--- SUPPLIED RECORDS ---

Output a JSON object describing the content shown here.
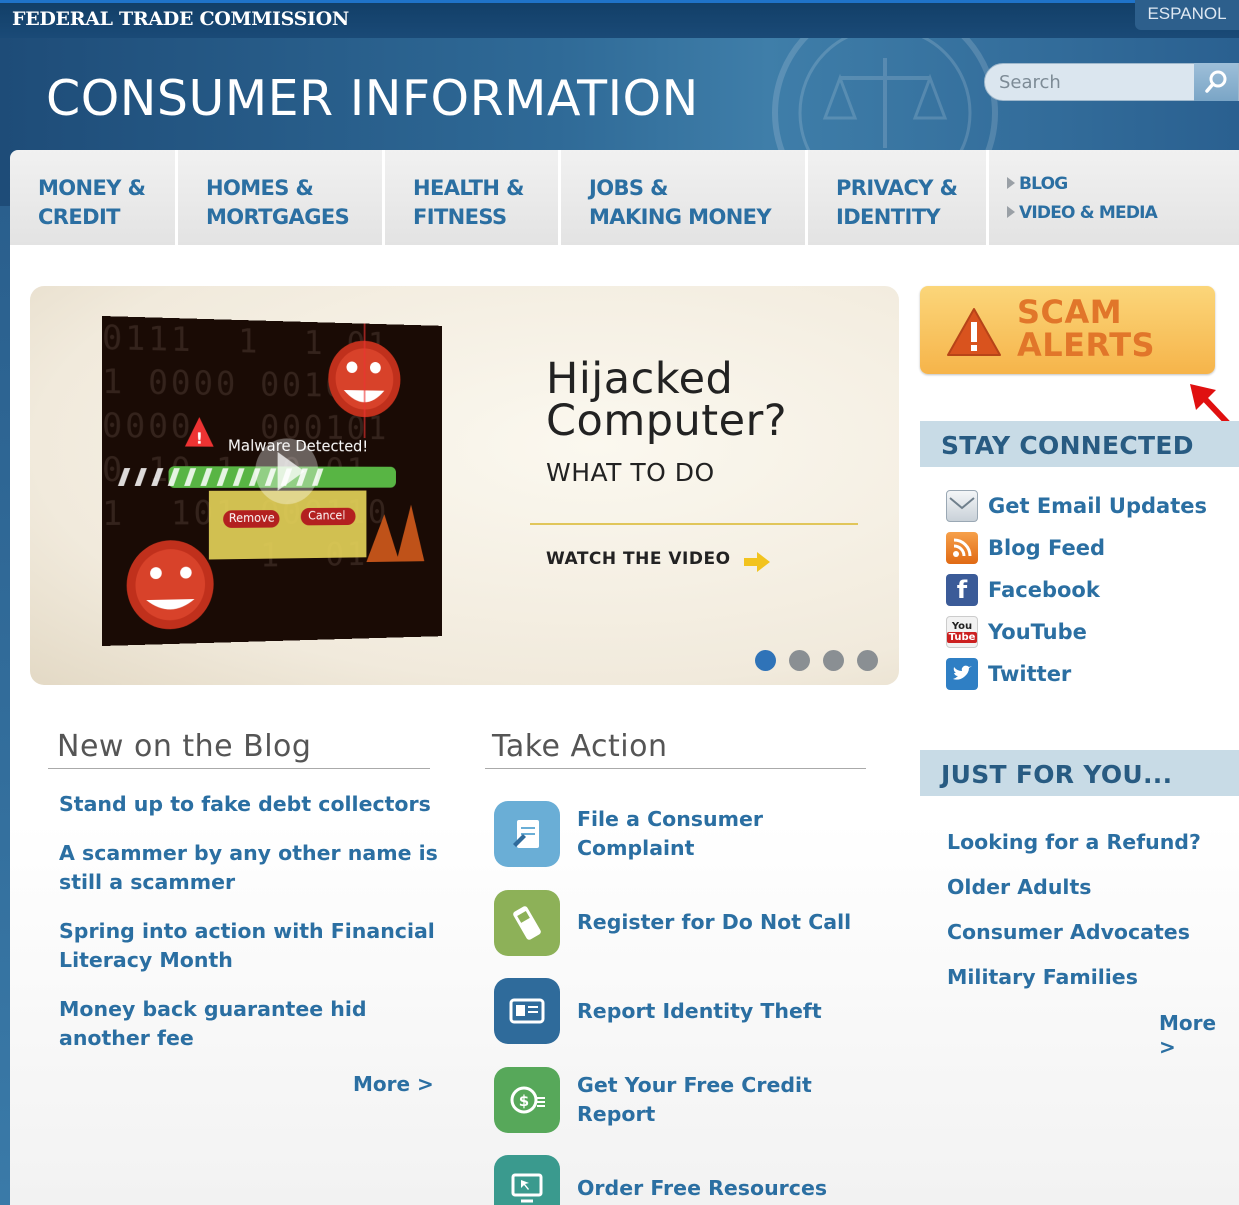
{
  "agency": {
    "name": "FEDERAL TRADE COMMISSION",
    "language_link": "ESPANOL"
  },
  "header": {
    "title": "CONSUMER INFORMATION"
  },
  "search": {
    "placeholder": "Search"
  },
  "nav": {
    "items": [
      {
        "line1": "MONEY &",
        "line2": "CREDIT"
      },
      {
        "line1": "HOMES &",
        "line2": "MORTGAGES"
      },
      {
        "line1": "HEALTH &",
        "line2": "FITNESS"
      },
      {
        "line1": "JOBS &",
        "line2": "MAKING MONEY"
      },
      {
        "line1": "PRIVACY &",
        "line2": "IDENTITY"
      }
    ],
    "secondary": [
      "BLOG",
      "VIDEO & MEDIA"
    ]
  },
  "hero": {
    "title": "Hijacked Computer?",
    "subtitle": "WHAT TO DO",
    "cta": "WATCH THE VIDEO",
    "video_overlay": {
      "alert_text": "Malware Detected!",
      "remove_label": "Remove",
      "cancel_label": "Cancel"
    },
    "slide_count": 4,
    "active_slide": 1
  },
  "scam_alerts": {
    "label": "SCAM ALERTS"
  },
  "stay_connected": {
    "title": "STAY CONNECTED",
    "items": [
      {
        "label": "Get Email Updates",
        "icon": "email-icon"
      },
      {
        "label": "Blog Feed",
        "icon": "rss-icon"
      },
      {
        "label": "Facebook",
        "icon": "facebook-icon"
      },
      {
        "label": "YouTube",
        "icon": "youtube-icon"
      },
      {
        "label": "Twitter",
        "icon": "twitter-icon"
      }
    ]
  },
  "just_for_you": {
    "title": "JUST FOR YOU...",
    "items": [
      "Looking for a Refund?",
      "Older Adults",
      "Consumer Advocates",
      "Military Families"
    ],
    "more": "More >"
  },
  "blog": {
    "title": "New on the Blog",
    "items": [
      "Stand up to fake debt collectors",
      "A scammer by any other name is still a scammer",
      "Spring into action with Financial Literacy Month",
      "Money back guarantee hid another fee"
    ],
    "more": "More >"
  },
  "take_action": {
    "title": "Take Action",
    "items": [
      {
        "label": "File a Consumer Complaint",
        "icon": "complaint-icon",
        "color": "#6aaed6"
      },
      {
        "label": "Register for Do Not Call",
        "icon": "phone-icon",
        "color": "#8db158"
      },
      {
        "label": "Report Identity Theft",
        "icon": "id-card-icon",
        "color": "#2f6b9b"
      },
      {
        "label": "Get Your Free Credit Report",
        "icon": "coin-icon",
        "color": "#57a85a"
      },
      {
        "label": "Order Free Resources",
        "icon": "monitor-icon",
        "color": "#3a9a8e"
      }
    ]
  },
  "colors": {
    "link": "#2b6fa2",
    "header_bg": "#2f6a97",
    "scam_orange": "#e1762a"
  }
}
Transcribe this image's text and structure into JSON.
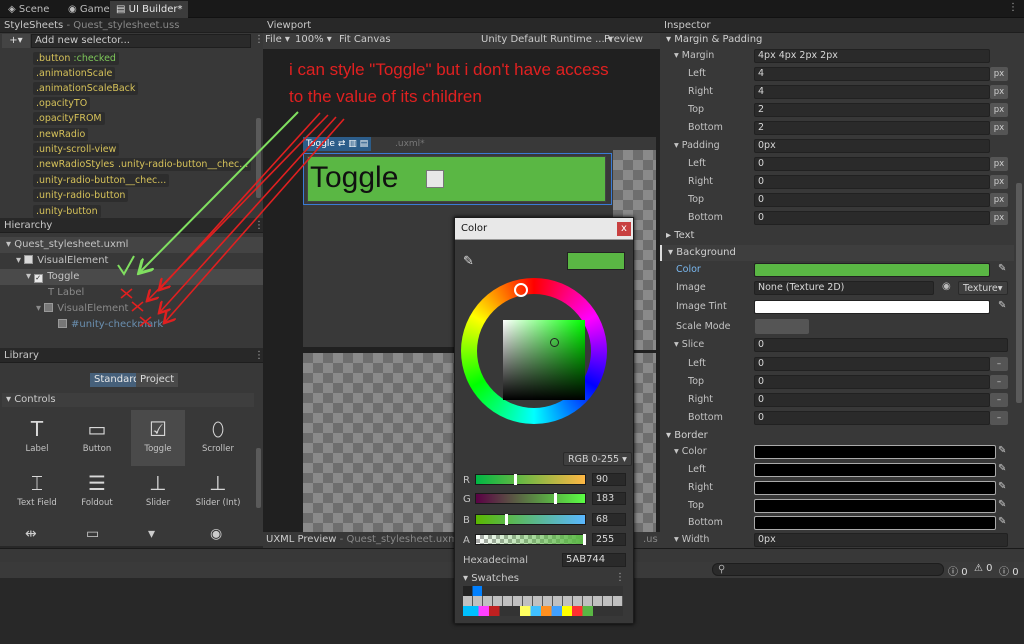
{
  "tabs": [
    "Scene",
    "Game",
    "UI Builder*"
  ],
  "stylesheets": {
    "title": "StyleSheets",
    "file": "- Quest_stylesheet.uss",
    "add_placeholder": "Add new selector...",
    "selectors": [
      ".button",
      ":checked",
      ".animationScale",
      ".animationScaleBack",
      ".opacityTO",
      ".opacityFROM",
      ".newRadio",
      ".unity-scroll-view",
      ".newRadioStyles",
      ".unity-radio-button__chec...",
      ".unity-radio-button__chec...",
      ".unity-radio-button",
      ".unity-button"
    ]
  },
  "hierarchy": {
    "title": "Hierarchy",
    "root": "Quest_stylesheet.uxml",
    "items": [
      "VisualElement",
      "Toggle",
      "Label",
      "VisualElement",
      "#unity-checkmark"
    ]
  },
  "library": {
    "title": "Library",
    "tab_standard": "Standard",
    "tab_project": "Project",
    "section": "Controls",
    "controls": [
      "Label",
      "Button",
      "Toggle",
      "Scroller",
      "Text Field",
      "Foldout",
      "Slider",
      "Slider (Int)"
    ]
  },
  "viewport": {
    "title": "Viewport",
    "file_menu": "File",
    "zoom": "100%",
    "fit": "Fit Canvas",
    "theme": "Unity Default Runtime ...",
    "preview": "Preview",
    "doc_tab": "Toggle",
    "doc_suffix": ".uxml*",
    "toggle_text": "Toggle",
    "uxml_preview": "UXML Preview",
    "uxml_file": "- Quest_stylesheet.uxml*",
    "uxml_suffix": ".us"
  },
  "annotation": {
    "line1": "i can style \"Toggle\" but i don't have access",
    "line2": "to the value of its children",
    "color": "#e02020"
  },
  "color_picker": {
    "title": "Color",
    "mode": "RGB 0-255",
    "r": "90",
    "g": "183",
    "b": "68",
    "a": "255",
    "hex_label": "Hexadecimal",
    "hex": "5AB744",
    "swatches_label": "Swatches",
    "r_label": "R",
    "g_label": "G",
    "b_label": "B",
    "a_label": "A",
    "current": "#5ab744"
  },
  "inspector": {
    "title": "Inspector",
    "margin_padding": "Margin & Padding",
    "margin_label": "Margin",
    "margin_value": "4px 4px 2px 2px",
    "margin_rows": [
      {
        "label": "Left",
        "value": "4"
      },
      {
        "label": "Right",
        "value": "4"
      },
      {
        "label": "Top",
        "value": "2"
      },
      {
        "label": "Bottom",
        "value": "2"
      }
    ],
    "padding_label": "Padding",
    "padding_value": "0px",
    "padding_rows": [
      {
        "label": "Left",
        "value": "0"
      },
      {
        "label": "Right",
        "value": "0"
      },
      {
        "label": "Top",
        "value": "0"
      },
      {
        "label": "Bottom",
        "value": "0"
      }
    ],
    "unit": "px",
    "text_section": "Text",
    "background_section": "Background",
    "color_label": "Color",
    "image_label": "Image",
    "image_value": "None (Texture 2D)",
    "image_type": "Texture",
    "tint_label": "Image Tint",
    "scale_label": "Scale Mode",
    "slice_label": "Slice",
    "slice_value": "0",
    "slice_rows": [
      {
        "label": "Left",
        "value": "0"
      },
      {
        "label": "Top",
        "value": "0"
      },
      {
        "label": "Right",
        "value": "0"
      },
      {
        "label": "Bottom",
        "value": "0"
      }
    ],
    "border_section": "Border",
    "border_rows": [
      "Color",
      "Left",
      "Right",
      "Top",
      "Bottom"
    ],
    "width_label": "Width",
    "width_value": "0px"
  },
  "status": {
    "c1": "0",
    "c2": "0",
    "c3": "0"
  }
}
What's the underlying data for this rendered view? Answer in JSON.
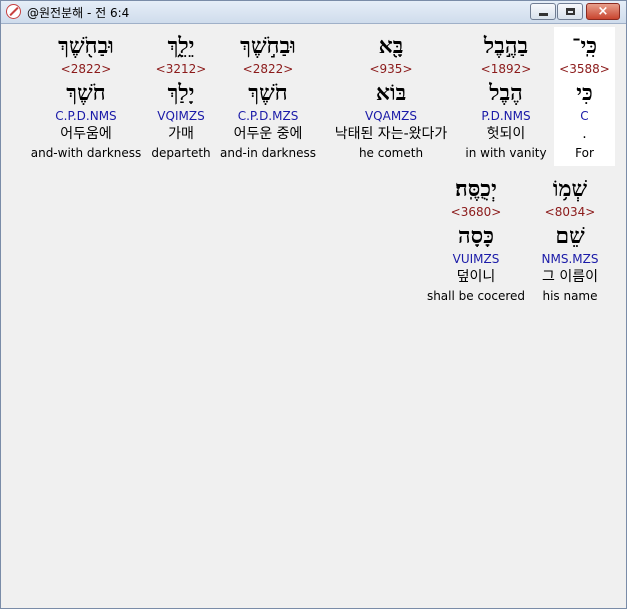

---

GOAL >> Print out every entry above without changing a word, and leave out the pictures.

EXERCISE RESULT >>
Output a JSON object describing the content shown here.
{
  "agency": {
    "name": "FEDERAL TRADE COMMISSION",
    "language_link": "ESPANOL"
  },
  "header": {
    "title": "CONSUMER INFORMATION"
  },
  "search": {
    "placeholder": "Search"
  },
  "nav": {
    "items": [
      {
        "line1": "MONEY &",
        "line2": "CREDIT"
      },
      {
        "line1": "HOMES &",
        "line2": "MORTGAGES"
      },
      {
        "line1": "HEALTH &",
        "line2": "FITNESS"
      },
      {
        "line1": "JOBS &",
        "line2": "MAKING MONEY"
      },
      {
        "line1": "PRIVACY &",
        "line2": "IDENTITY"
      }
    ],
    "secondary": [
      "BLOG",
      "VIDEO & MEDIA"
    ]
  },
  "hero": {
    "title": "Hijacked Computer?",
    "subtitle": "WHAT TO DO",
    "cta": "WATCH THE VIDEO",
    "video_overlay": {
      "alert_text": "Malware Detected!",
      "remove_label": "Remove",
      "cancel_label": "Cancel"
    },
    "slide_count": 4,
    "active_slide": 1
  },
  "scam_alerts": {
    "label": "SCAM ALERTS"
  },
  "stay_connected": {
    "title": "STAY CONNECTED",
    "items": [
      {
        "label": "Get Email Updates",
        "icon": "email-icon"
      },
      {
        "label": "Blog Feed",
        "icon": "rss-icon"
      },
      {
        "label": "Facebook",
        "icon": "facebook-icon"
      },
      {
        "label": "YouTube",
        "icon": "youtube-icon"
      },
      {
        "label": "Twitter",
        "icon": "twitter-icon"
      }
    ]
  },
  "just_for_you": {
    "title": "JUST FOR YOU...",
    "items": [
      "Looking for a Refund?",
      "Older Adults",
      "Consumer Advocates",
      "Military Families"
    ],
    "more": "More >"
  },
  "blog": {
    "title": "New on the Blog",
    "items": [
      "Stand up to fake debt collectors",
      "A scammer by any other name is still a scammer",
      "Spring into action with Financial Literacy Month",
      "Money back guarantee hid another fee"
    ],
    "more": "More >"
  },
  "take_action": {
    "title": "Take Action",
    "items": [
      {
        "label": "File a Consumer Complaint",
        "icon": "complaint-icon",
        "color": "#6aaed6"
      },
      {
        "label": "Register for Do Not Call",
        "icon": "phone-icon",
        "color": "#8db158"
      },
      {
        "label": "Report Identity Theft",
        "icon": "id-card-icon",
        "color": "#2f6b9b"
      },
      {
        "label": "Get Your Free Credit Report",
        "icon": "coin-icon",
        "color": "#57a85a"
      },
      {
        "label": "Order Free Resources",
        "icon": "monitor-icon",
        "color": "#3a9a8e"
      }
    ]
  },
  "colors": {
    "link": "#2b6fa2",
    "header_bg": "#2f6a97",
    "scam_orange": "#e1762a"
  }
}
Transcribe this image's text and structure into JSON.
{
  "tabs": [
    "Scene",
    "Game",
    "UI Builder*"
  ],
  "stylesheets": {
    "title": "StyleSheets",
    "file": "- Quest_stylesheet.uss",
    "add_placeholder": "Add new selector...",
    "selectors": [
      ".button",
      ":checked",
      ".animationScale",
      ".animationScaleBack",
      ".opacityTO",
      ".opacityFROM",
      ".newRadio",
      ".unity-scroll-view",
      ".newRadioStyles",
      ".unity-radio-button__chec...",
      ".unity-radio-button__chec...",
      ".unity-radio-button",
      ".unity-button"
    ]
  },
  "hierarchy": {
    "title": "Hierarchy",
    "root": "Quest_stylesheet.uxml",
    "items": [
      "VisualElement",
      "Toggle",
      "Label",
      "VisualElement",
      "#unity-checkmark"
    ]
  },
  "library": {
    "title": "Library",
    "tab_standard": "Standard",
    "tab_project": "Project",
    "section": "Controls",
    "controls": [
      "Label",
      "Button",
      "Toggle",
      "Scroller",
      "Text Field",
      "Foldout",
      "Slider",
      "Slider (Int)"
    ]
  },
  "viewport": {
    "title": "Viewport",
    "file_menu": "File",
    "zoom": "100%",
    "fit": "Fit Canvas",
    "theme": "Unity Default Runtime ...",
    "preview": "Preview",
    "doc_tab": "Toggle",
    "doc_suffix": ".uxml*",
    "toggle_text": "Toggle",
    "uxml_preview": "UXML Preview",
    "uxml_file": "- Quest_stylesheet.uxml*",
    "uxml_suffix": ".us"
  },
  "annotation": {
    "line1": "i can style \"Toggle\" but i don't have access",
    "line2": "to the value of its children",
    "color": "#e02020"
  },
  "color_picker": {
    "title": "Color",
    "mode": "RGB 0-255",
    "r": "90",
    "g": "183",
    "b": "68",
    "a": "255",
    "hex_label": "Hexadecimal",
    "hex": "5AB744",
    "swatches_label": "Swatches",
    "r_label": "R",
    "g_label": "G",
    "b_label": "B",
    "a_label": "A",
    "current": "#5ab744"
  },
  "inspector": {
    "title": "Inspector",
    "margin_padding": "Margin & Padding",
    "margin_label": "Margin",
    "margin_value": "4px 4px 2px 2px",
    "margin_rows": [
      {
        "label": "Left",
        "value": "4"
      },
      {
        "label": "Right",
        "value": "4"
      },
      {
        "label": "Top",
        "value": "2"
      },
      {
        "label": "Bottom",
        "value": "2"
      }
    ],
    "padding_label": "Padding",
    "padding_value": "0px",
    "padding_rows": [
      {
        "label": "Left",
        "value": "0"
      },
      {
        "label": "Right",
        "value": "0"
      },
      {
        "label": "Top",
        "value": "0"
      },
      {
        "label": "Bottom",
        "value": "0"
      }
    ],
    "unit": "px",
    "text_section": "Text",
    "background_section": "Background",
    "color_label": "Color",
    "image_label": "Image",
    "image_value": "None (Texture 2D)",
    "image_type": "Texture",
    "tint_label": "Image Tint",
    "scale_label": "Scale Mode",
    "slice_label": "Slice",
    "slice_value": "0",
    "slice_rows": [
      {
        "label": "Left",
        "value": "0"
      },
      {
        "label": "Top",
        "value": "0"
      },
      {
        "label": "Right",
        "value": "0"
      },
      {
        "label": "Bottom",
        "value": "0"
      }
    ],
    "border_section": "Border",
    "border_rows": [
      "Color",
      "Left",
      "Right",
      "Top",
      "Bottom"
    ],
    "width_label": "Width",
    "width_value": "0px"
  },
  "status": {
    "c1": "0",
    "c2": "0",
    "c3": "0"
  }
}
What's the underlying data for this rendered view? Answer in JSON.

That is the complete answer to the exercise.